What is being asked ▸
Pull each line containing "defaults" out of the data and copy it.

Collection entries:
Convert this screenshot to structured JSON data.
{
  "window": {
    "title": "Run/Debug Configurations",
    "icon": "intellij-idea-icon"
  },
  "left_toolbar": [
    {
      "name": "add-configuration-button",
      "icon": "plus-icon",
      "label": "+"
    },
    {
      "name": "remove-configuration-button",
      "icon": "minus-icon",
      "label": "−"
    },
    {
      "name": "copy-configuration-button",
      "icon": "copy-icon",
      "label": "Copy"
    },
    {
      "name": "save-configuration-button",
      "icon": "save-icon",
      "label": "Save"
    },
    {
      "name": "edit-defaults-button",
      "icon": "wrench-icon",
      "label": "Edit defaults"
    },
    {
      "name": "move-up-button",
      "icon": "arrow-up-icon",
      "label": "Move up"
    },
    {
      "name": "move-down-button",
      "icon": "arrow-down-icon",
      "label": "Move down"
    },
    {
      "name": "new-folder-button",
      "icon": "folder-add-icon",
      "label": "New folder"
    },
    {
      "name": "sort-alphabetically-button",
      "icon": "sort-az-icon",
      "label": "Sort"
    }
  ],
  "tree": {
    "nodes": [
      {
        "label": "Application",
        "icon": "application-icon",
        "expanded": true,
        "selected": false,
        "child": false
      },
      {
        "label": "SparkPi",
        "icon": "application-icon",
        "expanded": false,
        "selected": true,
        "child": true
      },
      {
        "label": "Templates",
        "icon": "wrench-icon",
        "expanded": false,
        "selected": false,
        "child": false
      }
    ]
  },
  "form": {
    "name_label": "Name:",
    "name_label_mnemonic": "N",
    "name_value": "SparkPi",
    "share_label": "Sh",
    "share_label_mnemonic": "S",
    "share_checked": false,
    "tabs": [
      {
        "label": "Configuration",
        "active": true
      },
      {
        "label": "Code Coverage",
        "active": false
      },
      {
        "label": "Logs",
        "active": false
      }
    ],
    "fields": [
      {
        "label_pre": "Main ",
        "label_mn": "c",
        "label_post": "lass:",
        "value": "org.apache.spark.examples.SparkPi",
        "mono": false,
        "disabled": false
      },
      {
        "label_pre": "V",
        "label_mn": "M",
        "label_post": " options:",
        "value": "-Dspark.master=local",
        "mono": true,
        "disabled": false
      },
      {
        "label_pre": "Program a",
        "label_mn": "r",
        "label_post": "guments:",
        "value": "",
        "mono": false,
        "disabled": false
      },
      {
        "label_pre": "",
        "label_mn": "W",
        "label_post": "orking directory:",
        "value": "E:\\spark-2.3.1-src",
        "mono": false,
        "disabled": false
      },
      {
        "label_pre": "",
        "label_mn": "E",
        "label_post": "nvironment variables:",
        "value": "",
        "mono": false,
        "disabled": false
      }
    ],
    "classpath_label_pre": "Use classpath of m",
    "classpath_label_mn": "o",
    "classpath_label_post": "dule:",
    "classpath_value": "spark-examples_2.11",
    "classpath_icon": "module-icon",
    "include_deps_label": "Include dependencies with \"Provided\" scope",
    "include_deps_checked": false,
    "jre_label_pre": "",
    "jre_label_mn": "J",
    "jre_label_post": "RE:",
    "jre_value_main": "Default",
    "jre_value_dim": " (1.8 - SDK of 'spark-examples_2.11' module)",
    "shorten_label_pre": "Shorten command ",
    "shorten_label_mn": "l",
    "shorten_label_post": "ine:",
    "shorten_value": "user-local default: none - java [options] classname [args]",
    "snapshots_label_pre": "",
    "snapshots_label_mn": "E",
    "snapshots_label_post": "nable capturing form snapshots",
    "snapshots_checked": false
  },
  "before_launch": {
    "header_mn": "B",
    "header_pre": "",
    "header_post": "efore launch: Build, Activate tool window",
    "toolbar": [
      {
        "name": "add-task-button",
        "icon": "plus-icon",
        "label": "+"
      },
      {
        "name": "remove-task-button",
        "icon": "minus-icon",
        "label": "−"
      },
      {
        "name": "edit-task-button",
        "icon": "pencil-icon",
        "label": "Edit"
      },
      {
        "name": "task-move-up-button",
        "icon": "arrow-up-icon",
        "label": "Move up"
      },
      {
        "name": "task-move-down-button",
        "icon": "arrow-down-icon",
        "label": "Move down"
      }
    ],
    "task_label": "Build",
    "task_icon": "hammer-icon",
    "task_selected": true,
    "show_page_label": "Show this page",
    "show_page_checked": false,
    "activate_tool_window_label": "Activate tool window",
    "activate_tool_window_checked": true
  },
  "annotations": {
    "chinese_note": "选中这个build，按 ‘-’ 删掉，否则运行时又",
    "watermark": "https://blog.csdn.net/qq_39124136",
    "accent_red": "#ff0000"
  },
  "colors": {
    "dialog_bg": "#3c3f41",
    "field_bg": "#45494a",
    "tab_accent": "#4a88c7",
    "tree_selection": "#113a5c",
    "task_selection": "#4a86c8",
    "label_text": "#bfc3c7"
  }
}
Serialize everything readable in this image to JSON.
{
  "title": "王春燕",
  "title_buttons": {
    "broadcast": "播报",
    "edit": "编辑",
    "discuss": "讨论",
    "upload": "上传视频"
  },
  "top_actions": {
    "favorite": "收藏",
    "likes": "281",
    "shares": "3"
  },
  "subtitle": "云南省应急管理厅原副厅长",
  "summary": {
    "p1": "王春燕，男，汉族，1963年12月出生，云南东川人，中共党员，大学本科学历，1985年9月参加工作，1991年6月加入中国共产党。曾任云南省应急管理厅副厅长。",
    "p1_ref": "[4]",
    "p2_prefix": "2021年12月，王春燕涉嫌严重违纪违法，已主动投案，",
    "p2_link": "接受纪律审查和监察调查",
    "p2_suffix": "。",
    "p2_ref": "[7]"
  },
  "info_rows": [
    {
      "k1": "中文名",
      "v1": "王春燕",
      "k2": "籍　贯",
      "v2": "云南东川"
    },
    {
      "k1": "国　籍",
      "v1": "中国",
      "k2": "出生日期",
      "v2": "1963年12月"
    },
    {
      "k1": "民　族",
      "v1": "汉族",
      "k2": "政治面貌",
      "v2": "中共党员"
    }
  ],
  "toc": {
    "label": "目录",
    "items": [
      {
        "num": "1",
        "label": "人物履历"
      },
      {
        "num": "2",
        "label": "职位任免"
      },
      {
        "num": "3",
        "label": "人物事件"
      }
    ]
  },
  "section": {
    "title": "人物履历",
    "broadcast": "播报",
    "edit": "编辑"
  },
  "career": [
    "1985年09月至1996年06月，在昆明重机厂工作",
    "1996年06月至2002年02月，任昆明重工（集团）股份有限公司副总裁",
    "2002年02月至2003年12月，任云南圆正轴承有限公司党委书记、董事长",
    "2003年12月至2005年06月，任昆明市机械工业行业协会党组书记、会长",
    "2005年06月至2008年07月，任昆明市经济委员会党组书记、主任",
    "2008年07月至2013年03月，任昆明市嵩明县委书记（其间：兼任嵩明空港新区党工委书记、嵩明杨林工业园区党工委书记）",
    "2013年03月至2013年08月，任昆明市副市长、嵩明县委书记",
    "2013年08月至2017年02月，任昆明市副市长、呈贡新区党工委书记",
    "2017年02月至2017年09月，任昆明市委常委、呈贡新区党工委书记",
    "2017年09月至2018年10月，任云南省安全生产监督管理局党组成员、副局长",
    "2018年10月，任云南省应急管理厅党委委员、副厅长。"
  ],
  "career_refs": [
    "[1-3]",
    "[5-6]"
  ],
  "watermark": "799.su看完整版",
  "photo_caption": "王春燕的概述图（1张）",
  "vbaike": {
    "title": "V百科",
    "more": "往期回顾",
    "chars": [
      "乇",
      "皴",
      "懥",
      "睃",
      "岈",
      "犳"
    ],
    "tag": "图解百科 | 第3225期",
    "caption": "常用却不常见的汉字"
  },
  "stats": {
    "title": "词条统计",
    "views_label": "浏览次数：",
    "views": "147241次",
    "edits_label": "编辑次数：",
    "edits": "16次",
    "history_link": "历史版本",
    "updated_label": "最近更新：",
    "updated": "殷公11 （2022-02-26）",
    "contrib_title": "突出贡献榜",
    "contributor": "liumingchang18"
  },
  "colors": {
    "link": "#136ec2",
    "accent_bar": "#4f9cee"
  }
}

The output ▸
      "name": "edit-defaults-button",
      "label": "Edit defaults"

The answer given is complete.